# START OF Stored data

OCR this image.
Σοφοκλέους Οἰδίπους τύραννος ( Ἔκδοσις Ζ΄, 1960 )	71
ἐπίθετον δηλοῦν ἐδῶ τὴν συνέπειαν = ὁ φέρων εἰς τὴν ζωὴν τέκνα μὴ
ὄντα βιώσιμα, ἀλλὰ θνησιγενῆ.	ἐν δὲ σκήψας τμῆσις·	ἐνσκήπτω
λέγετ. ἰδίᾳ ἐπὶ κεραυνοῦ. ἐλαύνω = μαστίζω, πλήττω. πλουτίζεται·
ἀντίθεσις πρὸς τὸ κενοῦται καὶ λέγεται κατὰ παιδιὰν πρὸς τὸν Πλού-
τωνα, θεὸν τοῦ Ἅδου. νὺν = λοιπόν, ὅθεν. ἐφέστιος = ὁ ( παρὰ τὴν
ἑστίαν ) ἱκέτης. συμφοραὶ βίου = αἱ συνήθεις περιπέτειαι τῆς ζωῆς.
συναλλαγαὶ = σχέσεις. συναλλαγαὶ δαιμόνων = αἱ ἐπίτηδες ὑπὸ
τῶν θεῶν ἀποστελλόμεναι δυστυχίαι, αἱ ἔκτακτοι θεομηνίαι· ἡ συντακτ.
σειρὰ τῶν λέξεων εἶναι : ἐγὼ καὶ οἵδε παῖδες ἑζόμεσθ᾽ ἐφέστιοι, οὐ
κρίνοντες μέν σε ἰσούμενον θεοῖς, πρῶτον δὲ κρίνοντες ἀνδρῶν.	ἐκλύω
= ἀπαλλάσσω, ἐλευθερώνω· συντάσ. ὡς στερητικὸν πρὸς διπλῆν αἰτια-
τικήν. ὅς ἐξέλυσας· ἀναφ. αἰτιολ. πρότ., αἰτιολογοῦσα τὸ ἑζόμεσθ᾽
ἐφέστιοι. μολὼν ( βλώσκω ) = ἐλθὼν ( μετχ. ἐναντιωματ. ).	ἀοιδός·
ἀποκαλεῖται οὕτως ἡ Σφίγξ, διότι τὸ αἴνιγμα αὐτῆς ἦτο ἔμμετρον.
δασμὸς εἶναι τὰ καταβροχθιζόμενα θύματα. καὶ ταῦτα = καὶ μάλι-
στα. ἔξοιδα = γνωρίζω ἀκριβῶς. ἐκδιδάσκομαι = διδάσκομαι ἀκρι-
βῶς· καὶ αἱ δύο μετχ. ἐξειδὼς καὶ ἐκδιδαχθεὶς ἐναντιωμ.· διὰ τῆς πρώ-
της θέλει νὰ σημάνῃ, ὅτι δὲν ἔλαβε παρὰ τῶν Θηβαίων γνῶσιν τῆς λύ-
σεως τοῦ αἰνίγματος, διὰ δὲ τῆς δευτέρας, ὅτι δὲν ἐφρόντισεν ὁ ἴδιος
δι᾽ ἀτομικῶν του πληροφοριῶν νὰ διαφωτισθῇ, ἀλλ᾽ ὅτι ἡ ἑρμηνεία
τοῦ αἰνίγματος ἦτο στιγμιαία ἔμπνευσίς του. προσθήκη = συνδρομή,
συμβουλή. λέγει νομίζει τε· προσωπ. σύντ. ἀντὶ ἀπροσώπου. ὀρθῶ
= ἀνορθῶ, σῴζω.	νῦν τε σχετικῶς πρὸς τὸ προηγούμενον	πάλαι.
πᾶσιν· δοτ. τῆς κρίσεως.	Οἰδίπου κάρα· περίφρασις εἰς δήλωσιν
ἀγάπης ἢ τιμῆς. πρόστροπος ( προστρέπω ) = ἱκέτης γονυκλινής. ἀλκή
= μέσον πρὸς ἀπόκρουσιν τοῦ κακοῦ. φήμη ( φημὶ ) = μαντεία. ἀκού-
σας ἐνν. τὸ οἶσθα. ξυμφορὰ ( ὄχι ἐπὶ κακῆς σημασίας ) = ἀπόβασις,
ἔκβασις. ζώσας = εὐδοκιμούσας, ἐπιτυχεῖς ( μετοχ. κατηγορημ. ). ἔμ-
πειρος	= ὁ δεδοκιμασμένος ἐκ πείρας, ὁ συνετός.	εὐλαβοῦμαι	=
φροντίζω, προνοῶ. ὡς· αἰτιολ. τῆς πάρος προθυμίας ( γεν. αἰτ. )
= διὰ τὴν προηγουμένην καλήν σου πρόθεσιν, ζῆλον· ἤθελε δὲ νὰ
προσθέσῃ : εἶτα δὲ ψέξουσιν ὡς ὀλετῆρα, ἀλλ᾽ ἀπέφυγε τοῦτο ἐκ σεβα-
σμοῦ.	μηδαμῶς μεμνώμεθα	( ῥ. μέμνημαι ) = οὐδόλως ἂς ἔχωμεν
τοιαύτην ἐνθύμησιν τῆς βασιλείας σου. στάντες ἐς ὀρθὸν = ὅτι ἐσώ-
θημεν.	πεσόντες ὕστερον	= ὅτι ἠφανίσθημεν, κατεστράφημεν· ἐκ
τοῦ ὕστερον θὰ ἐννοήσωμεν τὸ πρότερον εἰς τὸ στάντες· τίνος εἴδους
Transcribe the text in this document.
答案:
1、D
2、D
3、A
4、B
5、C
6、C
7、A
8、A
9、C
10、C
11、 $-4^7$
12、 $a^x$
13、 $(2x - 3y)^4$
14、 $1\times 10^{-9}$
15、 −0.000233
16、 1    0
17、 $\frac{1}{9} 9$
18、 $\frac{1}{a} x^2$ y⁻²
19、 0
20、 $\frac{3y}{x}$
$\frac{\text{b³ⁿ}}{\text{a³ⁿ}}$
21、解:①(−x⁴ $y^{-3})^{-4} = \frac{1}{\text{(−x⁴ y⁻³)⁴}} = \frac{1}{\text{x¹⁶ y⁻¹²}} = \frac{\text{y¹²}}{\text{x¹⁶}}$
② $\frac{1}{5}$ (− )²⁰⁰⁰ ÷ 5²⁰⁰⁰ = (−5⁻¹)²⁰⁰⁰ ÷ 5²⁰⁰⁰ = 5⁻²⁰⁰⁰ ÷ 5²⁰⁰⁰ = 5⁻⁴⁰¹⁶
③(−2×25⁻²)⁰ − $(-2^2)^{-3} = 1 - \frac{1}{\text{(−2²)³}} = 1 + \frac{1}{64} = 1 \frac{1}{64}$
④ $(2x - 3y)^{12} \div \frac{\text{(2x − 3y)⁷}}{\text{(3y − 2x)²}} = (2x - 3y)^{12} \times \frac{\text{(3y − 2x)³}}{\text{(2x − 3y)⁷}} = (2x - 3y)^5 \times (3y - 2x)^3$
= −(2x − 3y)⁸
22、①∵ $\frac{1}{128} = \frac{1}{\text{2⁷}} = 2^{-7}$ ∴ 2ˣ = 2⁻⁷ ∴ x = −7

# END OF Stored data

→ **Short task**:
Return the lines above exactly, keeping every word.

→ **Solution for this problem**:
OCR this image.
Σοφοκλέους Οἰδίπους τύραννος ( Ἔκδοσις Ζ΄, 1960 )	71
ἐπίθετον δηλοῦν ἐδῶ τὴν συνέπειαν = ὁ φέρων εἰς τὴν ζωὴν τέκνα μὴ
ὄντα βιώσιμα, ἀλλὰ θνησιγενῆ.	ἐν δὲ σκήψας τμῆσις·	ἐνσκήπτω
λέγετ. ἰδίᾳ ἐπὶ κεραυνοῦ. ἐλαύνω = μαστίζω, πλήττω. πλουτίζεται·
ἀντίθεσις πρὸς τὸ κενοῦται καὶ λέγεται κατὰ παιδιὰν πρὸς τὸν Πλού-
τωνα, θεὸν τοῦ Ἅδου. νὺν = λοιπόν, ὅθεν. ἐφέστιος = ὁ ( παρὰ τὴν
ἑστίαν ) ἱκέτης. συμφοραὶ βίου = αἱ συνήθεις περιπέτειαι τῆς ζωῆς.
συναλλαγαὶ = σχέσεις. συναλλαγαὶ δαιμόνων = αἱ ἐπίτηδες ὑπὸ
τῶν θεῶν ἀποστελλόμεναι δυστυχίαι, αἱ ἔκτακτοι θεομηνίαι· ἡ συντακτ.
σειρὰ τῶν λέξεων εἶναι : ἐγὼ καὶ οἵδε παῖδες ἑζόμεσθ᾽ ἐφέστιοι, οὐ
κρίνοντες μέν σε ἰσούμενον θεοῖς, πρῶτον δὲ κρίνοντες ἀνδρῶν.	ἐκλύω
= ἀπαλλάσσω, ἐλευθερώνω· συντάσ. ὡς στερητικὸν πρὸς διπλῆν αἰτια-
τικήν. ὅς ἐξέλυσας· ἀναφ. αἰτιολ. πρότ., αἰτιολογοῦσα τὸ ἑζόμεσθ᾽
ἐφέστιοι. μολὼν ( βλώσκω ) = ἐλθὼν ( μετχ. ἐναντιωματ. ).	ἀοιδός·
ἀποκαλεῖται οὕτως ἡ Σφίγξ, διότι τὸ αἴνιγμα αὐτῆς ἦτο ἔμμετρον.
δασμὸς εἶναι τὰ καταβροχθιζόμενα θύματα. καὶ ταῦτα = καὶ μάλι-
στα. ἔξοιδα = γνωρίζω ἀκριβῶς. ἐκδιδάσκομαι = διδάσκομαι ἀκρι-
βῶς· καὶ αἱ δύο μετχ. ἐξειδὼς καὶ ἐκδιδαχθεὶς ἐναντιωμ.· διὰ τῆς πρώ-
της θέλει νὰ σημάνῃ, ὅτι δὲν ἔλαβε παρὰ τῶν Θηβαίων γνῶσιν τῆς λύ-
σεως τοῦ αἰνίγματος, διὰ δὲ τῆς δευτέρας, ὅτι δὲν ἐφρόντισεν ὁ ἴδιος
δι᾽ ἀτομικῶν του πληροφοριῶν νὰ διαφωτισθῇ, ἀλλ᾽ ὅτι ἡ ἑρμηνεία
τοῦ αἰνίγματος ἦτο στιγμιαία ἔμπνευσίς του. προσθήκη = συνδρομή,
συμβουλή. λέγει νομίζει τε· προσωπ. σύντ. ἀντὶ ἀπροσώπου. ὀρθῶ
= ἀνορθῶ, σῴζω.	νῦν τε σχετικῶς πρὸς τὸ προηγούμενον	πάλαι.
πᾶσιν· δοτ. τῆς κρίσεως.	Οἰδίπου κάρα· περίφρασις εἰς δήλωσιν
ἀγάπης ἢ τιμῆς. πρόστροπος ( προστρέπω ) = ἱκέτης γονυκλινής. ἀλκή
= μέσον πρὸς ἀπόκρουσιν τοῦ κακοῦ. φήμη ( φημὶ ) = μαντεία. ἀκού-
σας ἐνν. τὸ οἶσθα. ξυμφορὰ ( ὄχι ἐπὶ κακῆς σημασίας ) = ἀπόβασις,
ἔκβασις. ζώσας = εὐδοκιμούσας, ἐπιτυχεῖς ( μετοχ. κατηγορημ. ). ἔμ-
πειρος	= ὁ δεδοκιμασμένος ἐκ πείρας, ὁ συνετός.	εὐλαβοῦμαι	=
φροντίζω, προνοῶ. ὡς· αἰτιολ. τῆς πάρος προθυμίας ( γεν. αἰτ. )
= διὰ τὴν προηγουμένην καλήν σου πρόθεσιν, ζῆλον· ἤθελε δὲ νὰ
προσθέσῃ : εἶτα δὲ ψέξουσιν ὡς ὀλετῆρα, ἀλλ᾽ ἀπέφυγε τοῦτο ἐκ σεβα-
σμοῦ.	μηδαμῶς μεμνώμεθα	( ῥ. μέμνημαι ) = οὐδόλως ἂς ἔχωμεν
τοιαύτην ἐνθύμησιν τῆς βασιλείας σου. στάντες ἐς ὀρθὸν = ὅτι ἐσώ-
θημεν.	πεσόντες ὕστερον	= ὅτι ἠφανίσθημεν, κατεστράφημεν· ἐκ
τοῦ ὕστερον θὰ ἐννοήσωμεν τὸ πρότερον εἰς τὸ στάντες· τίνος εἴδους
Transcribe the text in this document.
答案:
1、D
2、D
3、A
4、B
5、C
6、C
7、A
8、A
9、C
10、C
11、 $-4^7$
12、 $a^x$
13、 $(2x - 3y)^4$
14、 $1\times 10^{-9}$
15、 −0.000233
16、 1    0
17、 $\frac{1}{9} 9$
18、 $\frac{1}{a} x^2$ y⁻²
19、 0
20、 $\frac{3y}{x}$
$\frac{\text{b³ⁿ}}{\text{a³ⁿ}}$
21、解:①(−x⁴ $y^{-3})^{-4} = \frac{1}{\text{(−x⁴ y⁻³)⁴}} = \frac{1}{\text{x¹⁶ y⁻¹²}} = \frac{\text{y¹²}}{\text{x¹⁶}}$
② $\frac{1}{5}$ (− )²⁰⁰⁰ ÷ 5²⁰⁰⁰ = (−5⁻¹)²⁰⁰⁰ ÷ 5²⁰⁰⁰ = 5⁻²⁰⁰⁰ ÷ 5²⁰⁰⁰ = 5⁻⁴⁰¹⁶
③(−2×25⁻²)⁰ − $(-2^2)^{-3} = 1 - \frac{1}{\text{(−2²)³}} = 1 + \frac{1}{64} = 1 \frac{1}{64}$
④ $(2x - 3y)^{12} \div \frac{\text{(2x − 3y)⁷}}{\text{(3y − 2x)²}} = (2x - 3y)^{12} \times \frac{\text{(3y − 2x)³}}{\text{(2x − 3y)⁷}} = (2x - 3y)^5 \times (3y - 2x)^3$
= −(2x − 3y)⁸
22、①∵ $\frac{1}{128} = \frac{1}{\text{2⁷}} = 2^{-7}$ ∴ 2ˣ = 2⁻⁷ ∴ x = −7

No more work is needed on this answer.